* Aim of the exercise
In how many lines does the string "Hartley" appear? Answer with the number only.

»»

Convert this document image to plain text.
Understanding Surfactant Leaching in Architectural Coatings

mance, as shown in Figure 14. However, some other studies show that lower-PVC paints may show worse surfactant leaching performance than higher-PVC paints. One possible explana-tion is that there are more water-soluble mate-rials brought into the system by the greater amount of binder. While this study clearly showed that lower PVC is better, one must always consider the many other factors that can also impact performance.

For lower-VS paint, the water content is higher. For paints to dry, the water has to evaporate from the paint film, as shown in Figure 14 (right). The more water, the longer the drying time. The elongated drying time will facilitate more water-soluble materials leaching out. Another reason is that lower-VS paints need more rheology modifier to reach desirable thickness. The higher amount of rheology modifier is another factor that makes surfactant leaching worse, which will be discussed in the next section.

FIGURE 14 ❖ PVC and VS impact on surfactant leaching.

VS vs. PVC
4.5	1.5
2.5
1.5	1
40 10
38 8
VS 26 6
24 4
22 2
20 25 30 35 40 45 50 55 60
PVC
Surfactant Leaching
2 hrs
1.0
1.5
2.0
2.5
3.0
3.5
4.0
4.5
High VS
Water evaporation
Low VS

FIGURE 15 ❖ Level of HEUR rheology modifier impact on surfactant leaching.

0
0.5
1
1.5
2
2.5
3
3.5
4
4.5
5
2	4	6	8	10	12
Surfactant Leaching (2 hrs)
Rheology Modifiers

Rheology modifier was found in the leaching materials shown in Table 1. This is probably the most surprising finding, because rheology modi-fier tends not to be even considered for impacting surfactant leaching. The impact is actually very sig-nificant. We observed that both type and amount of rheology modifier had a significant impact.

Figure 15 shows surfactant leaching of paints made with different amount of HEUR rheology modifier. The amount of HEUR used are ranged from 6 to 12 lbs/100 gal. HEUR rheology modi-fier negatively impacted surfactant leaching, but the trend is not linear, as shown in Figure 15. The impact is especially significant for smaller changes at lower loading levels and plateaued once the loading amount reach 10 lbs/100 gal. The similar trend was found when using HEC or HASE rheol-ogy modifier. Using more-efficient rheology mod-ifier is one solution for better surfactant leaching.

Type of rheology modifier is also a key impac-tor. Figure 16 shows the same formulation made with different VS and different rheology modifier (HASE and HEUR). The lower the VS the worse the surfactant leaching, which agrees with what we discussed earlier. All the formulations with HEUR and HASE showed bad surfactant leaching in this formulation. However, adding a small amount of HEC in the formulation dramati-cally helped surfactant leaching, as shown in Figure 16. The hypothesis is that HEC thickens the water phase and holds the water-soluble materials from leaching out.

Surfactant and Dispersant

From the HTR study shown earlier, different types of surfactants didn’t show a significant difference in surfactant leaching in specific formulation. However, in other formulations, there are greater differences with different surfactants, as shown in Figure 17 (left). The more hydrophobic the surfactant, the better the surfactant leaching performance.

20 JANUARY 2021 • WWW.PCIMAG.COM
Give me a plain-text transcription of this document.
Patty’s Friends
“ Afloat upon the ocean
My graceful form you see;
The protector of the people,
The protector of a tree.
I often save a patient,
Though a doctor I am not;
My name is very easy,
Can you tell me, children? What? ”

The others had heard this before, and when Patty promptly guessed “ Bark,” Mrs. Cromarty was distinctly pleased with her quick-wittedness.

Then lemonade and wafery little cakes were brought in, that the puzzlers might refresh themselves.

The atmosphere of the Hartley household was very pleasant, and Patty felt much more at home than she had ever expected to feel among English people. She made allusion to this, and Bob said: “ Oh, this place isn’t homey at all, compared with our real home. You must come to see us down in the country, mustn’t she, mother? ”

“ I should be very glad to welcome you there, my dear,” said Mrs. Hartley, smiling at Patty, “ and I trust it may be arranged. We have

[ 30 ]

««

* Task solution
2